*TASK OBJECTIVE*
Set down all of the data that follows word for word, without the images.

■ ■ ■

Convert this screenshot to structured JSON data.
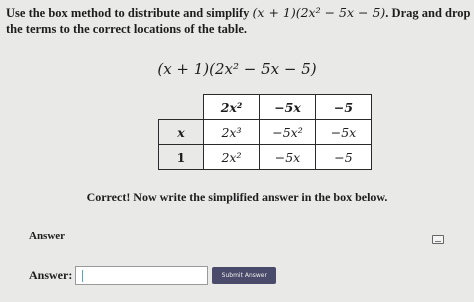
{
  "instructions": {
    "text_before": "Use the box method to distribute and simplify ",
    "expression": "(x + 1)(2x² − 5x − 5)",
    "text_after": ". Drag and drop the terms to the correct locations of the table."
  },
  "expression_display": "(x + 1)(2x² − 5x − 5)",
  "box_table": {
    "column_headers": [
      "2x²",
      "−5x",
      "−5"
    ],
    "rows": [
      {
        "header": "x",
        "cells": [
          "2x³",
          "−5x²",
          "−5x"
        ]
      },
      {
        "header": "1",
        "cells": [
          "2x²",
          "−5x",
          "−5"
        ]
      }
    ]
  },
  "feedback": "Correct! Now write the simplified answer in the box below.",
  "answer_section": {
    "heading": "Answer",
    "label": "Answer:",
    "input_value": "",
    "submit_label": "Submit Answer",
    "keyboard_icon": "keyboard-icon"
  },
  "colors": {
    "background": "#e9e9e7",
    "submit_button": "#4a4a6a",
    "table_border": "#2a2a2a"
  }
}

■ ■ ■

*ANSWER FOR THIS EXERCISE*
Convert this screenshot to structured JSON data.
{
  "instructions": {
    "text_before": "Use the box method to distribute and simplify ",
    "expression": "(x + 1)(2x² − 5x − 5)",
    "text_after": ". Drag and drop the terms to the correct locations of the table."
  },
  "expression_display": "(x + 1)(2x² − 5x − 5)",
  "box_table": {
    "column_headers": [
      "2x²",
      "−5x",
      "−5"
    ],
    "rows": [
      {
        "header": "x",
        "cells": [
          "2x³",
          "−5x²",
          "−5x"
        ]
      },
      {
        "header": "1",
        "cells": [
          "2x²",
          "−5x",
          "−5"
        ]
      }
    ]
  },
  "feedback": "Correct! Now write the simplified answer in the box below.",
  "answer_section": {
    "heading": "Answer",
    "label": "Answer:",
    "input_value": "",
    "submit_label": "Submit Answer",
    "keyboard_icon": "keyboard-icon"
  },
  "colors": {
    "background": "#e9e9e7",
    "submit_button": "#4a4a6a",
    "table_border": "#2a2a2a"
  }
}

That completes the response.